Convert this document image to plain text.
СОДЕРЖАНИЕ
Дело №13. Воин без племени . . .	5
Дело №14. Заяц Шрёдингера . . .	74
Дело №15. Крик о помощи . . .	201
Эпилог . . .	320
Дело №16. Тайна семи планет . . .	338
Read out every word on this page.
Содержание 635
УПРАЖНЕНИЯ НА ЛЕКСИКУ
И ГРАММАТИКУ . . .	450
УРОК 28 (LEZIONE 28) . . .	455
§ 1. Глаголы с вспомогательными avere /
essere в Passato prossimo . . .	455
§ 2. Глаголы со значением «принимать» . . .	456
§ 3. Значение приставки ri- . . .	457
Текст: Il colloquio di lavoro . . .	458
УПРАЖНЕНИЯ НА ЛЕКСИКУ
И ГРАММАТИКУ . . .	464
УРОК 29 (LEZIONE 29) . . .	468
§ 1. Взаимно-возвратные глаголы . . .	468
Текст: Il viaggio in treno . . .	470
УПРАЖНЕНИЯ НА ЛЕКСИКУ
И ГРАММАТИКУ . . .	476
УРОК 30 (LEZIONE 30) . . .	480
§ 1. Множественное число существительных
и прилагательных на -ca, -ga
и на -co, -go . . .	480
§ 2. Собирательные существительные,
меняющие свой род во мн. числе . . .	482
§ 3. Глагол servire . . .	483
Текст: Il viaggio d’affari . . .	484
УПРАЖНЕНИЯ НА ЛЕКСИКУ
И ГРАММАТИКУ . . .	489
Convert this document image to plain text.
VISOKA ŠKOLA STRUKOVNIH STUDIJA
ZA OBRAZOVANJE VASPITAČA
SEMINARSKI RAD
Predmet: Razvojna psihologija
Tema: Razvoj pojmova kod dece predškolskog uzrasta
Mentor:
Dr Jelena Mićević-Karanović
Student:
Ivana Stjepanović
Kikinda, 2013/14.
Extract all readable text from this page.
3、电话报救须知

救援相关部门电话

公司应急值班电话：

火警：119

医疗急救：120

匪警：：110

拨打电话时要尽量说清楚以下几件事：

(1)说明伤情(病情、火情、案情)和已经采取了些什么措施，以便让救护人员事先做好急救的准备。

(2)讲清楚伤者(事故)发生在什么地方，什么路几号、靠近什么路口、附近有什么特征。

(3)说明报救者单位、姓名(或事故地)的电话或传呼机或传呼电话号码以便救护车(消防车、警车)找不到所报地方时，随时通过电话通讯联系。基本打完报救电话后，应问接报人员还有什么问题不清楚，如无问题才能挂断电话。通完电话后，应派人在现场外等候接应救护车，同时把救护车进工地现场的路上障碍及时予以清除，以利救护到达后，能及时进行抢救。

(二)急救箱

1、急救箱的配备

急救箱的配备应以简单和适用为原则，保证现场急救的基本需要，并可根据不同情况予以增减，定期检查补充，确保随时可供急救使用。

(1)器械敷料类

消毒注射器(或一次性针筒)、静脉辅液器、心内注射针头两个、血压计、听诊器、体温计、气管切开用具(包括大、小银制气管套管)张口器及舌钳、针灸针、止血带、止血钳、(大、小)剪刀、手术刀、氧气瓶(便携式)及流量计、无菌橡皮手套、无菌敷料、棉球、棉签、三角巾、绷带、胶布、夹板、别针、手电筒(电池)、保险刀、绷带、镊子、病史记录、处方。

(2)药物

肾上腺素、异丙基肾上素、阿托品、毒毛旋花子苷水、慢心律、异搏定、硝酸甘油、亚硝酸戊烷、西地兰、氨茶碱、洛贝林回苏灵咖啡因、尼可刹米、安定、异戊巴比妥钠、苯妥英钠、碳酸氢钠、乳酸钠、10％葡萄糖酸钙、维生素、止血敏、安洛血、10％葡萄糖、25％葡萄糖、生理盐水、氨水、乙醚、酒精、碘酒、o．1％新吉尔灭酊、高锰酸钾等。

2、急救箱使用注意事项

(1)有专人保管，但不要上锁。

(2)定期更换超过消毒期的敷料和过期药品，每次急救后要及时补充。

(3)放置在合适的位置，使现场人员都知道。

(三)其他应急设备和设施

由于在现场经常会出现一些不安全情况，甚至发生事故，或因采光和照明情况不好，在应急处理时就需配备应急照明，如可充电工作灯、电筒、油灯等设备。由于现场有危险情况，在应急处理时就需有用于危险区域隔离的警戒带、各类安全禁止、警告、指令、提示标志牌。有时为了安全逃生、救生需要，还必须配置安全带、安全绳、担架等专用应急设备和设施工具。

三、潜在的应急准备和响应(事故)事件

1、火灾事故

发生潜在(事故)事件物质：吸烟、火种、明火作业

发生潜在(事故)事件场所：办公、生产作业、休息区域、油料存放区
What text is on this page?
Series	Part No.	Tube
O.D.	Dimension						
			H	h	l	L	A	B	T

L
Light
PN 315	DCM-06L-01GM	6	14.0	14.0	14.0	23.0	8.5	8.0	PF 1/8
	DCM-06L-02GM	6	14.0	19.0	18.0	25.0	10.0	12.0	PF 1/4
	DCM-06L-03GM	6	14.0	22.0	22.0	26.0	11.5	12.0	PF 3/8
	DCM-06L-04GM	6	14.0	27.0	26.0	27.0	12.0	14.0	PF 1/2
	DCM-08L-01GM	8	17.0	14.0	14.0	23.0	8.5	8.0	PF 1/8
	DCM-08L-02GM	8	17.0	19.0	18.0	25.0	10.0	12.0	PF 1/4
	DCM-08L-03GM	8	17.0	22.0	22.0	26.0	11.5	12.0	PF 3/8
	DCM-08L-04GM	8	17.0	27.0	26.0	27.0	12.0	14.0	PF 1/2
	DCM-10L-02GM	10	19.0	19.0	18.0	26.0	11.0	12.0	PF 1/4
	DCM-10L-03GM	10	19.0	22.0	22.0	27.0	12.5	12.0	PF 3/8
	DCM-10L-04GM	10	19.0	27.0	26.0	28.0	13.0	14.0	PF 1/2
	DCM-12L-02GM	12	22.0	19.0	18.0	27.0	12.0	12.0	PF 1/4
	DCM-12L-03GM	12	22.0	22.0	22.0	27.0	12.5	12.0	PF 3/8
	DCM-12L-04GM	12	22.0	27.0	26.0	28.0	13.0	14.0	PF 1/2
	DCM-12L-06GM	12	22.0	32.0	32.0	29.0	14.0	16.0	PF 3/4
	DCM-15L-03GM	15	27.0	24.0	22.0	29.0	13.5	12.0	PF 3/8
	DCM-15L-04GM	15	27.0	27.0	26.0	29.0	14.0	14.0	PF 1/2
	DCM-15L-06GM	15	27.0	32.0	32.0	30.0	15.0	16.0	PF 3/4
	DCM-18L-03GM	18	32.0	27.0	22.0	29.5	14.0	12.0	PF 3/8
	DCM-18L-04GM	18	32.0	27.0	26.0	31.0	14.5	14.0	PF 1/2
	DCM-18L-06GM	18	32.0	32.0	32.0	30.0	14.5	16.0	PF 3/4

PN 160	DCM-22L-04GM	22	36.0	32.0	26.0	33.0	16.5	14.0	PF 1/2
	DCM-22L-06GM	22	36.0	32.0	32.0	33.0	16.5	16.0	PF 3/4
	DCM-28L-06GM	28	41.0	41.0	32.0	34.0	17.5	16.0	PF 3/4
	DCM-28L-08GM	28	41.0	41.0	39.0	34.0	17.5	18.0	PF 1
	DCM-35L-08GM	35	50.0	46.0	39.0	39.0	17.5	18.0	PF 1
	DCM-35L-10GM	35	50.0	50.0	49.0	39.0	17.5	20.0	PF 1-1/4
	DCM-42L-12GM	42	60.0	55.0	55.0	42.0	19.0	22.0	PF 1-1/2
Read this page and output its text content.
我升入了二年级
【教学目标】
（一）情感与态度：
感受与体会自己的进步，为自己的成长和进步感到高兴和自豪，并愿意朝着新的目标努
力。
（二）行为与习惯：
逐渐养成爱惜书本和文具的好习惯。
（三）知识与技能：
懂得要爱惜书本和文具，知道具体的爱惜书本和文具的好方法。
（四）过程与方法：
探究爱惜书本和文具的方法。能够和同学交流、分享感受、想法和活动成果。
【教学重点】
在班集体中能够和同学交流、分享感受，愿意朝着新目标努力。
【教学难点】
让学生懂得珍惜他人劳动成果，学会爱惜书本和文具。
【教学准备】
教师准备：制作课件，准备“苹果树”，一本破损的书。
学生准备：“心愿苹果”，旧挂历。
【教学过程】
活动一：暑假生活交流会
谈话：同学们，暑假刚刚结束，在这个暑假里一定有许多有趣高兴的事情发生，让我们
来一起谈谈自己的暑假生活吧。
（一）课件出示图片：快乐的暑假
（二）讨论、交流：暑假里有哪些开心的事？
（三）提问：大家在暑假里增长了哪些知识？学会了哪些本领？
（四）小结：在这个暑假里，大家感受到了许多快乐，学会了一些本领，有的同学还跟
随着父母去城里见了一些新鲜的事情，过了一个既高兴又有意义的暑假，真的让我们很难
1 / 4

Instructions to follow - Report only the number of lines that hold the string "Текст" in this listing.

Solution to the problem - 3